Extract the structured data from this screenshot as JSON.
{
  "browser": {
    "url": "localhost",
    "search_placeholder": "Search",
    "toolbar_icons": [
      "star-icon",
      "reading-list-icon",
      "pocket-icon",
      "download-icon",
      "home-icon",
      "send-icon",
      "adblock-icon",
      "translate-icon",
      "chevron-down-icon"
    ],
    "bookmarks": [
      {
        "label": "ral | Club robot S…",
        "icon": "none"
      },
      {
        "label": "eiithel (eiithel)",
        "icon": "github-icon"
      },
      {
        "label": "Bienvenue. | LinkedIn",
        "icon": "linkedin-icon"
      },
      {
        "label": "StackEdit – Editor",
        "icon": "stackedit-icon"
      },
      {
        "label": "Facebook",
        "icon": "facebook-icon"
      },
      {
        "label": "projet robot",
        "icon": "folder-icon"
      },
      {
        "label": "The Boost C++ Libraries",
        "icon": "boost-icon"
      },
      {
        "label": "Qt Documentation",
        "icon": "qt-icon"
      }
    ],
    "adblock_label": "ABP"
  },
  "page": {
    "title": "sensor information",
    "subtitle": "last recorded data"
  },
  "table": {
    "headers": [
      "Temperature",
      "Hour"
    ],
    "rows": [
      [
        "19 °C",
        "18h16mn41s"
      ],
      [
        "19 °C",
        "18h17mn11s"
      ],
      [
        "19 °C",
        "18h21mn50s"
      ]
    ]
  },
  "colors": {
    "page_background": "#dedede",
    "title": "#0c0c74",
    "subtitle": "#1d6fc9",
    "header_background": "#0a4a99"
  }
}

* * *

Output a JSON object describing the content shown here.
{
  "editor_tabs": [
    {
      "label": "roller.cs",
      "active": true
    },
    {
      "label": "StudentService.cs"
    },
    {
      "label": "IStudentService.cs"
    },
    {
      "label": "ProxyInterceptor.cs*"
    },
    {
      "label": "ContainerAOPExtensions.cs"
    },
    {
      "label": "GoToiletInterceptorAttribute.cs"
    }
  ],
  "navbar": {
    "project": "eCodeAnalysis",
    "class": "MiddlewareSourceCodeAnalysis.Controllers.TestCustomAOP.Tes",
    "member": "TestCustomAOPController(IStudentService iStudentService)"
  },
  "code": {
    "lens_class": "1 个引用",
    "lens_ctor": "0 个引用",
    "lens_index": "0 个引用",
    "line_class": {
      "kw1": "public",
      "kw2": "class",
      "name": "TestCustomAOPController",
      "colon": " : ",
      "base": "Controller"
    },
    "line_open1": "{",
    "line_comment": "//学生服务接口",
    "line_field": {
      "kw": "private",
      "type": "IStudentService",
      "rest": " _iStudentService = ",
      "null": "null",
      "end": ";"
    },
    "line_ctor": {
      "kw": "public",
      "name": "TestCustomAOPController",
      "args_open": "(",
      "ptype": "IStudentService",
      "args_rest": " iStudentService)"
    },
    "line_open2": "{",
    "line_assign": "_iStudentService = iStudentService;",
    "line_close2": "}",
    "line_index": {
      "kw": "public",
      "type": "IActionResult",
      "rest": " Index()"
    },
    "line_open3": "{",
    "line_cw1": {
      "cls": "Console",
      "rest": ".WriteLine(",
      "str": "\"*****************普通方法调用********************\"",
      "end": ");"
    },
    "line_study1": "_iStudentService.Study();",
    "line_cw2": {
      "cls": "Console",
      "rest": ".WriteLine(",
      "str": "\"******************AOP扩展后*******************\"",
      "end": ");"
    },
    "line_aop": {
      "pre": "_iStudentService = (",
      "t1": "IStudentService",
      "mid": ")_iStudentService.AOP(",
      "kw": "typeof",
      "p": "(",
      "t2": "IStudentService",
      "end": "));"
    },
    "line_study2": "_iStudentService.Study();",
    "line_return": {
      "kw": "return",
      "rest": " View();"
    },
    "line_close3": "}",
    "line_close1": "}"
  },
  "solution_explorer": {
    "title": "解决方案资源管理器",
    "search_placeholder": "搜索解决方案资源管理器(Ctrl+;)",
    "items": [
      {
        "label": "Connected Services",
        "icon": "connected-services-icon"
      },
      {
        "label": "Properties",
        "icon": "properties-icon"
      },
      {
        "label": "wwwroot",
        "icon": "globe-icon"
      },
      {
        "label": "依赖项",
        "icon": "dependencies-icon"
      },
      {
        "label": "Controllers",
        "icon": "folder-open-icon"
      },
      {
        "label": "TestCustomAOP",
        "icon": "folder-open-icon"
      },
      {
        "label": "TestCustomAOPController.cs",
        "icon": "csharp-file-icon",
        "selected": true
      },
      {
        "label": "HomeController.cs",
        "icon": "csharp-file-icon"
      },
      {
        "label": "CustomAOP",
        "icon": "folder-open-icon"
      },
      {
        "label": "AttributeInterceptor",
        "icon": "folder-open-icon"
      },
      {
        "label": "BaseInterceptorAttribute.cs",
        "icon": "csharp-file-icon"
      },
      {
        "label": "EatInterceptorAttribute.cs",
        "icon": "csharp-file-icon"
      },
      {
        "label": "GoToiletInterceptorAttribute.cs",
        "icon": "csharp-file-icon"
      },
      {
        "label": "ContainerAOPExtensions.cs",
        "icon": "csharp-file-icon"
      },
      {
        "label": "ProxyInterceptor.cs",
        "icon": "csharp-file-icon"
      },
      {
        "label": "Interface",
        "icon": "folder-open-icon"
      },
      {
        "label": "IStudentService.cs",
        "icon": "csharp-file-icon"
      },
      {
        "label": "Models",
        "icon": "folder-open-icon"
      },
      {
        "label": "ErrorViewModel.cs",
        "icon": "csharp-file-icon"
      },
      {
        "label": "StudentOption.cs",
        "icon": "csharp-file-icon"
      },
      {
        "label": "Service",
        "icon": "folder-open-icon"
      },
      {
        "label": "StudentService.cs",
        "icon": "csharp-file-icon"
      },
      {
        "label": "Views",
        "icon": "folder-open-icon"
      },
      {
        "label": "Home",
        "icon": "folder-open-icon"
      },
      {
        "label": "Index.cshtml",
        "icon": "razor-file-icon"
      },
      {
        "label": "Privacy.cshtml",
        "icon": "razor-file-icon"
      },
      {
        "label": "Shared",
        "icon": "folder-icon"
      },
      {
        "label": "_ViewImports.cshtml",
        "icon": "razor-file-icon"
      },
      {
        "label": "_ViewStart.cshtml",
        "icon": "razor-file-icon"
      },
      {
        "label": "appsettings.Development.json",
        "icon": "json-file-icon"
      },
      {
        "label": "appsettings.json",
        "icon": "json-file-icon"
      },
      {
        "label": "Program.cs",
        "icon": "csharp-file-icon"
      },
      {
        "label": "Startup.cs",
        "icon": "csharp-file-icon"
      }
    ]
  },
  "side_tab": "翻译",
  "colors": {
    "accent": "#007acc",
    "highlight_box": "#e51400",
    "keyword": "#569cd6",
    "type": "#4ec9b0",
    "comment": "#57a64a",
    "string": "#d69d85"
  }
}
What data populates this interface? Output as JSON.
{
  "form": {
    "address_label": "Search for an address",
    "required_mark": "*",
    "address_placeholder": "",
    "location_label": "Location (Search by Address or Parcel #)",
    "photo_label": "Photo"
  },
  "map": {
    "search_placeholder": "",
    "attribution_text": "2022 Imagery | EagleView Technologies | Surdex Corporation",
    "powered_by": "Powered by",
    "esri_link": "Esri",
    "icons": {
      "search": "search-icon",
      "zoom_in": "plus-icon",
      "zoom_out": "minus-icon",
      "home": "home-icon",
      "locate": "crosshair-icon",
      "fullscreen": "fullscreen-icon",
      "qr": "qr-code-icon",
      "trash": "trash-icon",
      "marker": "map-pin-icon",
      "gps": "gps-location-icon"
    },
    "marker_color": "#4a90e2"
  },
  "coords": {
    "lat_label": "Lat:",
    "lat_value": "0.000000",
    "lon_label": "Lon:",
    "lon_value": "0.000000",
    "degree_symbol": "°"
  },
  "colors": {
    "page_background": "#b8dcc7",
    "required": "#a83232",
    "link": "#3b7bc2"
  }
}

*OBJECTIVE*: Find each line holding "cshtml". Copy it out.

*FINISHED TASK*:
        "label": "Index.cshtml",
        "label": "Privacy.cshtml",
        "label": "_ViewImports.cshtml",
        "label": "_ViewStart.cshtml",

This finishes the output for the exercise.